→ **GOAL OF THE EXERCISE**: Transcribe the records exactly. Pictures do not belong in the transcription.

(Data extracted from a collection)
■ ■ ■

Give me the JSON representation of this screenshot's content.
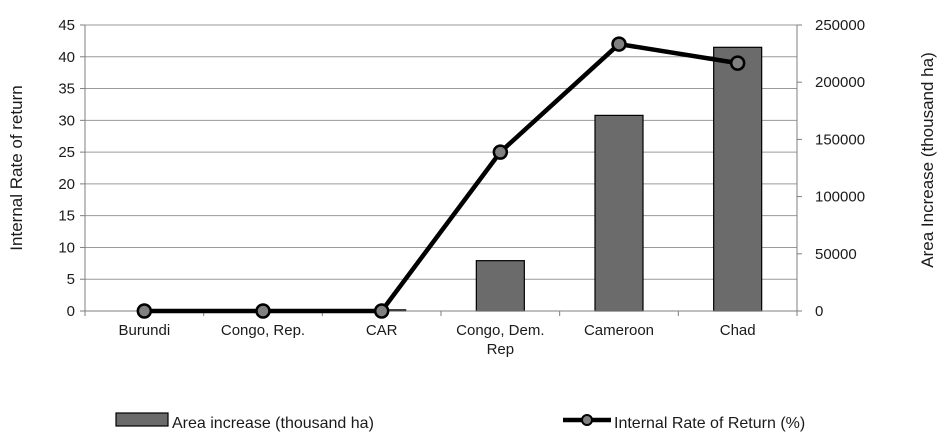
{
  "chart_data": {
    "type": "bar+line",
    "categories": [
      "Burundi",
      "Congo, Rep.",
      "CAR",
      "Congo, Dem. Rep",
      "Cameroon",
      "Chad"
    ],
    "category_labels": [
      [
        "Burundi"
      ],
      [
        "Congo, Rep."
      ],
      [
        "CAR"
      ],
      [
        "Congo, Dem.",
        "Rep"
      ],
      [
        "Cameroon"
      ],
      [
        "Chad"
      ]
    ],
    "series": [
      {
        "name": "Area increase (thousand ha)",
        "kind": "bar",
        "axis": "right",
        "color": "#6b6b6b",
        "values": [
          0,
          0,
          1000,
          44000,
          171000,
          230500
        ]
      },
      {
        "name": "Internal Rate of Return (%)",
        "kind": "line",
        "axis": "left",
        "color": "#000000",
        "marker_color": "#808080",
        "values": [
          0,
          0,
          0,
          25,
          42,
          39
        ]
      }
    ],
    "ylabel_left": "Internal Rate of return",
    "ylabel_right": "Area Increase (thousand ha)",
    "ylim_left": [
      0,
      45
    ],
    "yticks_left": [
      0,
      5,
      10,
      15,
      20,
      25,
      30,
      35,
      40,
      45
    ],
    "ylim_right": [
      0,
      250000
    ],
    "yticks_right": [
      0,
      50000,
      100000,
      150000,
      200000,
      250000
    ],
    "grid": true,
    "legend": "bottom"
  }
}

■ ■ ■

→ **CORRECT RESULT**:
Give me the JSON representation of this screenshot's content.
{
  "chart_data": {
    "type": "bar+line",
    "categories": [
      "Burundi",
      "Congo, Rep.",
      "CAR",
      "Congo, Dem. Rep",
      "Cameroon",
      "Chad"
    ],
    "category_labels": [
      [
        "Burundi"
      ],
      [
        "Congo, Rep."
      ],
      [
        "CAR"
      ],
      [
        "Congo, Dem.",
        "Rep"
      ],
      [
        "Cameroon"
      ],
      [
        "Chad"
      ]
    ],
    "series": [
      {
        "name": "Area increase (thousand ha)",
        "kind": "bar",
        "axis": "right",
        "color": "#6b6b6b",
        "values": [
          0,
          0,
          1000,
          44000,
          171000,
          230500
        ]
      },
      {
        "name": "Internal Rate of Return (%)",
        "kind": "line",
        "axis": "left",
        "color": "#000000",
        "marker_color": "#808080",
        "values": [
          0,
          0,
          0,
          25,
          42,
          39
        ]
      }
    ],
    "ylabel_left": "Internal Rate of return",
    "ylabel_right": "Area Increase (thousand ha)",
    "ylim_left": [
      0,
      45
    ],
    "yticks_left": [
      0,
      5,
      10,
      15,
      20,
      25,
      30,
      35,
      40,
      45
    ],
    "ylim_right": [
      0,
      250000
    ],
    "yticks_right": [
      0,
      50000,
      100000,
      150000,
      200000,
      250000
    ],
    "grid": true,
    "legend": "bottom"
  }
}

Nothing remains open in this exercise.